→ **PROBLEM DETAILS**
Extract each line where the string "this" shows up.

((

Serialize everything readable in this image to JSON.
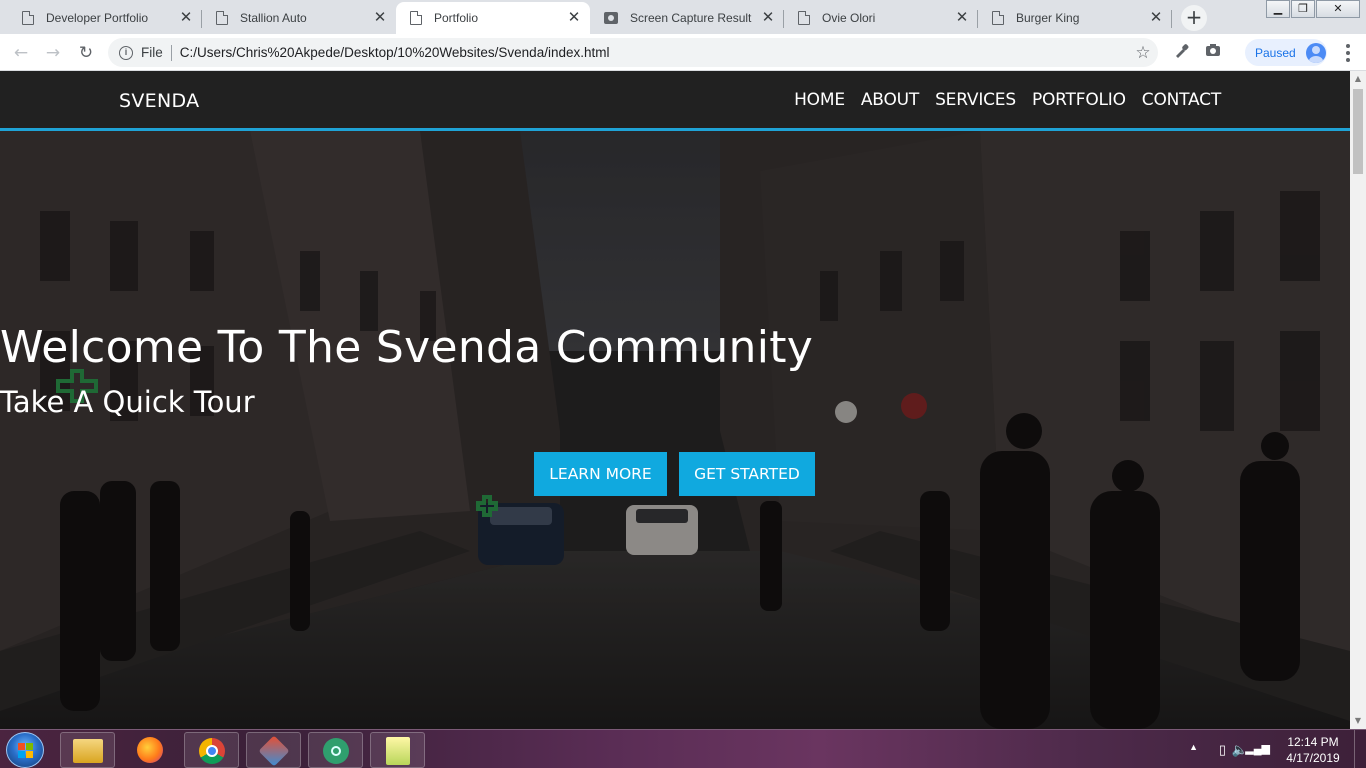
{
  "browser": {
    "tabs": [
      {
        "title": "Developer Portfolio",
        "icon": "page-icon",
        "active": false
      },
      {
        "title": "Stallion Auto",
        "icon": "page-icon",
        "active": false
      },
      {
        "title": "Portfolio",
        "icon": "page-icon",
        "active": true
      },
      {
        "title": "Screen Capture Result",
        "icon": "camera-icon",
        "active": false
      },
      {
        "title": "Ovie Olori",
        "icon": "page-icon",
        "active": false
      },
      {
        "title": "Burger King",
        "icon": "page-icon",
        "active": false
      }
    ],
    "close_glyph": "✕",
    "new_tab_glyph": "+",
    "window_controls": {
      "minimize": "▁",
      "maximize": "❐",
      "close": "✕"
    },
    "nav": {
      "back": "←",
      "forward": "→",
      "reload": "↻"
    },
    "omnibox": {
      "scheme_label": "File",
      "url": "C:/Users/Chris%20Akpede/Desktop/10%20Websites/Svenda/index.html",
      "bookmark_glyph": "☆"
    },
    "profile": {
      "status": "Paused"
    }
  },
  "site": {
    "brand": "SVENDA",
    "menu": [
      "HOME",
      "ABOUT",
      "SERVICES",
      "PORTFOLIO",
      "CONTACT"
    ],
    "hero": {
      "title": "Welcome To The Svenda Community",
      "subtitle": "Take A Quick Tour",
      "buttons": {
        "learn_more": "LEARN MORE",
        "get_started": "GET STARTED"
      }
    },
    "colors": {
      "nav_bg": "#212121",
      "accent": "#10a9df",
      "nav_border": "#1fa3d6"
    }
  },
  "taskbar": {
    "apps": [
      "file-explorer-icon",
      "firefox-icon",
      "chrome-icon",
      "git-icon",
      "atom-icon",
      "notepad-icon"
    ],
    "clock": {
      "time": "12:14 PM",
      "date": "4/17/2019"
    }
  }
}
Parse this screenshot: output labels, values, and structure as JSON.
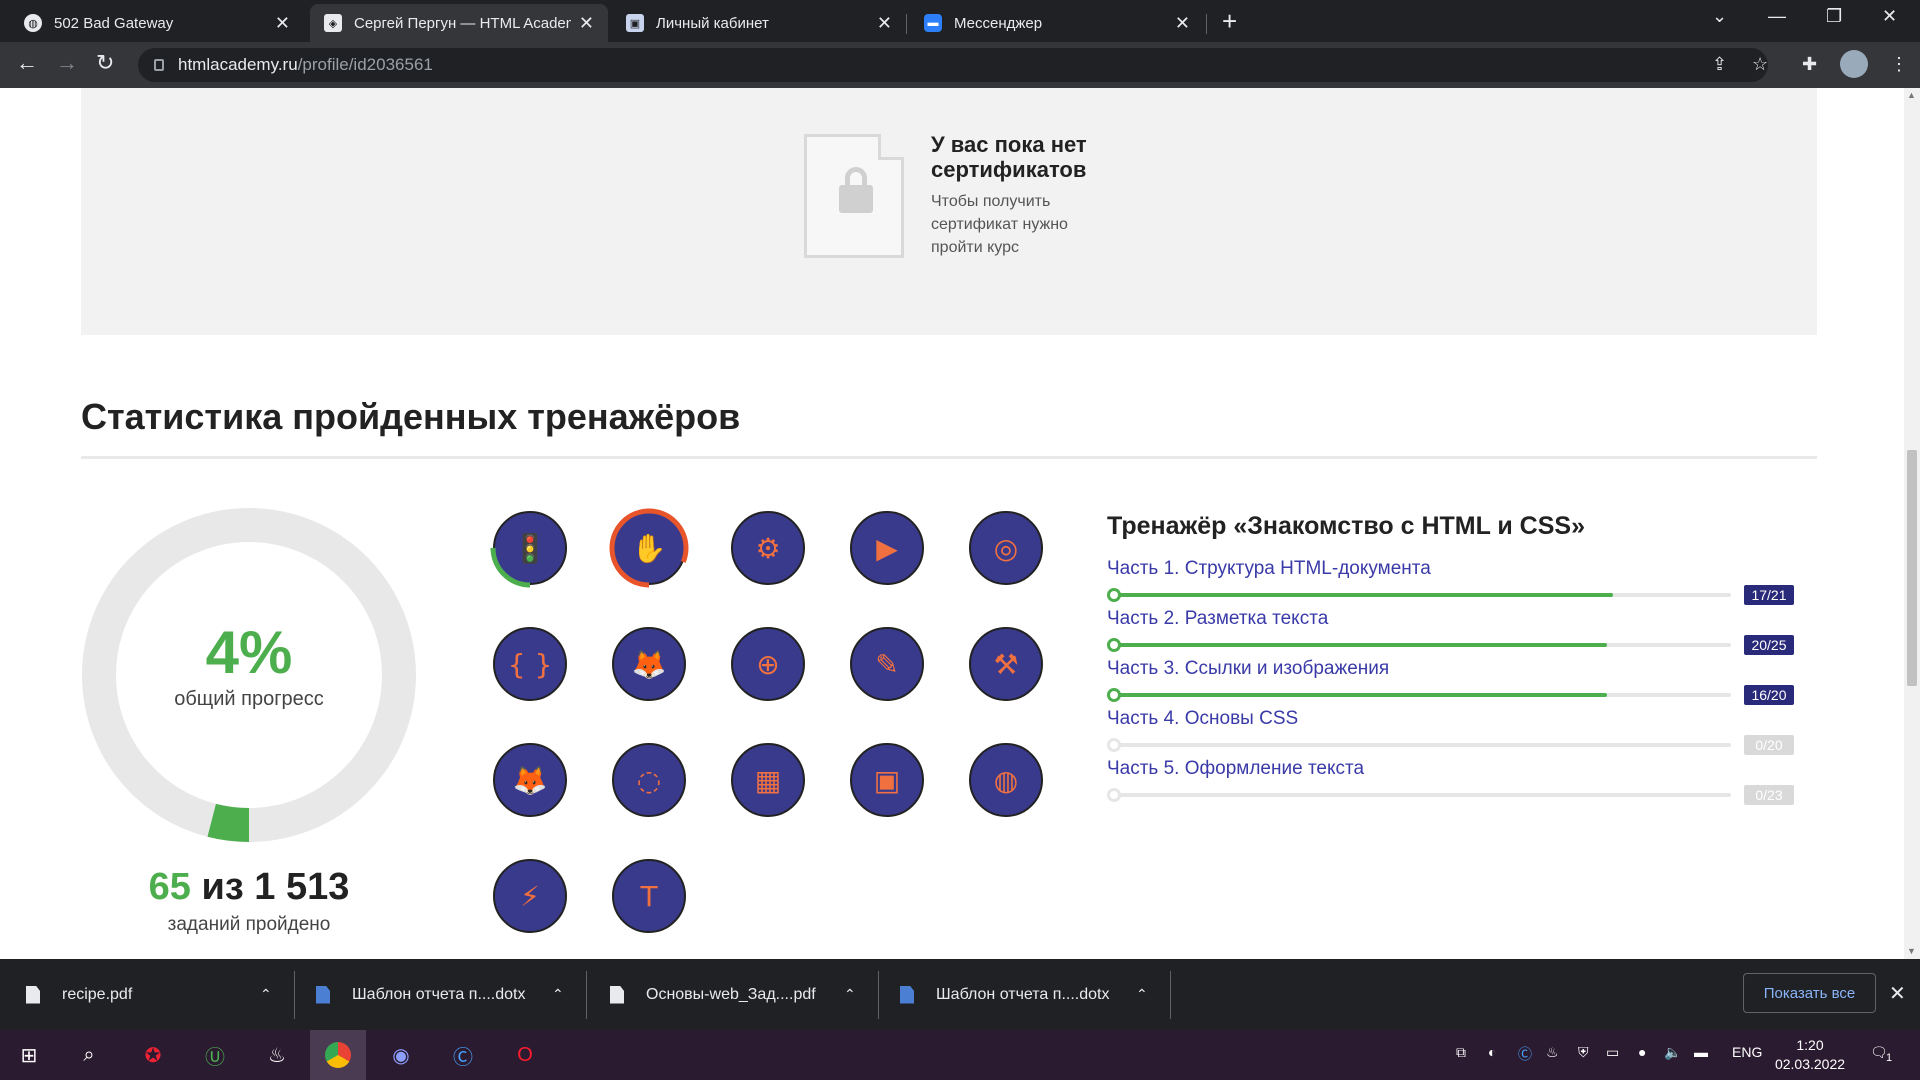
{
  "browser": {
    "tabs": [
      {
        "title": "502 Bad Gateway",
        "icon": "globe-icon"
      },
      {
        "title": "Сергей Пергун — HTML Academy",
        "icon": "htmlacademy-icon"
      },
      {
        "title": "Личный кабинет",
        "icon": "portal-icon"
      },
      {
        "title": "Мессенджер",
        "icon": "messenger-icon"
      }
    ],
    "url_host": "htmlacademy.ru",
    "url_path": "/profile/id2036561"
  },
  "certificates": {
    "title": "У вас пока нет сертификатов",
    "text": "Чтобы получить сертификат нужно пройти курс"
  },
  "stats": {
    "heading": "Статистика пройденных тренажёров",
    "percent": "4%",
    "percent_value": 0.04,
    "percent_label": "общий прогресс",
    "done": "65",
    "of": "из",
    "total": "1 513",
    "count_label": "заданий пройдено"
  },
  "badges": [
    {
      "icon": "traffic-light-icon",
      "progress": 0.25
    },
    {
      "icon": "hand-icon",
      "progress": 0.81
    },
    {
      "icon": "spinning-top-icon",
      "progress": 0
    },
    {
      "icon": "php-clapperboard-icon",
      "progress": 0
    },
    {
      "icon": "submarine-icon",
      "progress": 0
    },
    {
      "icon": "curly-braces-icon",
      "progress": 0
    },
    {
      "icon": "fox-icon",
      "progress": 0
    },
    {
      "icon": "football-field-icon",
      "progress": 0
    },
    {
      "icon": "paintbrush-icon",
      "progress": 0
    },
    {
      "icon": "anvil-icon",
      "progress": 0
    },
    {
      "icon": "fox-wine-icon",
      "progress": 0
    },
    {
      "icon": "bezier-circle-icon",
      "progress": 0
    },
    {
      "icon": "cube-icon",
      "progress": 0
    },
    {
      "icon": "remote-control-icon",
      "progress": 0
    },
    {
      "icon": "orbit-icon",
      "progress": 0
    },
    {
      "icon": "chainsaw-icon",
      "progress": 0
    },
    {
      "icon": "typography-icon",
      "progress": 0
    }
  ],
  "trainer": {
    "title": "Тренажёр «Знакомство с HTML и CSS»",
    "parts": [
      {
        "name": "Часть 1. Структура HTML-документа",
        "score": "17/21",
        "progress": 0.81
      },
      {
        "name": "Часть 2. Разметка текста",
        "score": "20/25",
        "progress": 0.8
      },
      {
        "name": "Часть 3. Ссылки и изображения",
        "score": "16/20",
        "progress": 0.8
      },
      {
        "name": "Часть 4. Основы CSS",
        "score": "0/20",
        "progress": 0
      },
      {
        "name": "Часть 5. Оформление текста",
        "score": "0/23",
        "progress": 0
      }
    ]
  },
  "downloads": {
    "items": [
      {
        "name": "recipe.pdf",
        "type": "pdf"
      },
      {
        "name": "Шаблон отчета п....dotx",
        "type": "word"
      },
      {
        "name": "Основы-web_Зад....pdf",
        "type": "pdf"
      },
      {
        "name": "Шаблон отчета п....dotx",
        "type": "word"
      }
    ],
    "show_all": "Показать все"
  },
  "taskbar": {
    "lang": "ENG",
    "time": "1:20",
    "date": "02.03.2022",
    "notifications": "1"
  },
  "colors": {
    "accent_green": "#4cae4c",
    "badge_purple": "#3a3a8c",
    "orange": "#e8552b"
  }
}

))

→ **SOLUTION TO THE PROBLEM**
Serialize everything readable in this image to JSON.
Parse this screenshot: output labels, values, and structure as JSON.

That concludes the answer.